Search the data for the string "content" and extract every line where it appears.

Data extract:
╭──

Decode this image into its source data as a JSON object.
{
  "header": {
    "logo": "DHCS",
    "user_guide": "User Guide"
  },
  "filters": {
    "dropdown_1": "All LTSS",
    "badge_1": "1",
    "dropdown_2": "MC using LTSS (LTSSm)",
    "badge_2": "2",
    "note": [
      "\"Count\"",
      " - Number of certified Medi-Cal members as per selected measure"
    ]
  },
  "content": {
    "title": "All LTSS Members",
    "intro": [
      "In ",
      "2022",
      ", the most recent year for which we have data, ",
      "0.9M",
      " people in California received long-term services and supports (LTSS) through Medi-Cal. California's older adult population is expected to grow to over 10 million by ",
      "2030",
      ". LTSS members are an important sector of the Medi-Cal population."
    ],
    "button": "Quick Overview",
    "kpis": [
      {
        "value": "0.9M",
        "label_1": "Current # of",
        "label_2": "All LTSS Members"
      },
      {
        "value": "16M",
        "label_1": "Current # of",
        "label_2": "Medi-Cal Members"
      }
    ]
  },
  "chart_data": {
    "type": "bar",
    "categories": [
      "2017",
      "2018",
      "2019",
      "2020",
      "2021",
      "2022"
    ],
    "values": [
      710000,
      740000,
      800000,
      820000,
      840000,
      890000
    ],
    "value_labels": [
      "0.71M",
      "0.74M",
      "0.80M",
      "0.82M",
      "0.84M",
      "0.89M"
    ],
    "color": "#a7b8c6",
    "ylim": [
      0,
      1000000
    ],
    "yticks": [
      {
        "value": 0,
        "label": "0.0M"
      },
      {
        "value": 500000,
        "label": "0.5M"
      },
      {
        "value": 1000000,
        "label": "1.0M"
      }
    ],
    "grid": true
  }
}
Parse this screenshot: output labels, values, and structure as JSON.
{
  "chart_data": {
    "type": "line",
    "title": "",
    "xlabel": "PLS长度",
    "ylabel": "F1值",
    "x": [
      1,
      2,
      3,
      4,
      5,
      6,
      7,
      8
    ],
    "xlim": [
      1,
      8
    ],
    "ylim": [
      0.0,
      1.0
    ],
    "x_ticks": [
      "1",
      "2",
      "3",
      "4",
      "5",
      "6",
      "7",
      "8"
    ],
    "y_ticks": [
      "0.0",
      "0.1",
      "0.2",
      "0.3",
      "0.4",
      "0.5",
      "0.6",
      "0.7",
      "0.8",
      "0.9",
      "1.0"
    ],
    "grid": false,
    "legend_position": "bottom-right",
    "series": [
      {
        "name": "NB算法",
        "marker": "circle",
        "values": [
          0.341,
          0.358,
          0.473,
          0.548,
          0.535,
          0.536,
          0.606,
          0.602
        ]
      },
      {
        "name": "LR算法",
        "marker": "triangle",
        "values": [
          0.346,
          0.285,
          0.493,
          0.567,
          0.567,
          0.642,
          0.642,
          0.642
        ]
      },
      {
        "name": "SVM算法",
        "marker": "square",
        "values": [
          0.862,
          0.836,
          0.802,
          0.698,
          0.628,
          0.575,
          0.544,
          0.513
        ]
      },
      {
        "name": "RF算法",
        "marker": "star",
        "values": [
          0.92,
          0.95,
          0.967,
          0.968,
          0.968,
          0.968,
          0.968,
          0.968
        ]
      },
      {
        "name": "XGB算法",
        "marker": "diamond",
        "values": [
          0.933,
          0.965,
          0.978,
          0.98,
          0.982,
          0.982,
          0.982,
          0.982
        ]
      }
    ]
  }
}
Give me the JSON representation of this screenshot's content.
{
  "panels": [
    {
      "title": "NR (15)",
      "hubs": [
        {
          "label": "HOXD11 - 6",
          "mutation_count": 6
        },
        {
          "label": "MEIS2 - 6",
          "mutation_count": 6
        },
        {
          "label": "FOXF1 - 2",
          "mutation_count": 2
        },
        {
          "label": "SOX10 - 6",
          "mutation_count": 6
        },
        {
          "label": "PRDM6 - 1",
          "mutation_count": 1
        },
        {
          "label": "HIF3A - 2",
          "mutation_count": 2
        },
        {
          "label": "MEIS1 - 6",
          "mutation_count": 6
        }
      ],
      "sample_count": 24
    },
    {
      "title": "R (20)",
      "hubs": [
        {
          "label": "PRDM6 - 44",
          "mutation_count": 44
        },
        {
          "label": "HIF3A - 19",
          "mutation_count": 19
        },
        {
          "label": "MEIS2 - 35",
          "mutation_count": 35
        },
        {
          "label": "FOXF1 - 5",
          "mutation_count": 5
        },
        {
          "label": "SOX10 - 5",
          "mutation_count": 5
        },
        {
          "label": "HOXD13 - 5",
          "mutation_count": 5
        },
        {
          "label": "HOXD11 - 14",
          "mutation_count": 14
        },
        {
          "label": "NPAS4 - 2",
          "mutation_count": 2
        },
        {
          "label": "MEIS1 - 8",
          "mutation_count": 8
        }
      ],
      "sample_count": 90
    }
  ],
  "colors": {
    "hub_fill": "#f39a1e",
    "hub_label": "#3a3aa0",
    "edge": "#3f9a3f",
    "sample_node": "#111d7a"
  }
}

╰──

Response to this exercise:
  "content": {
Give me the JSON representation of this screenshot's content.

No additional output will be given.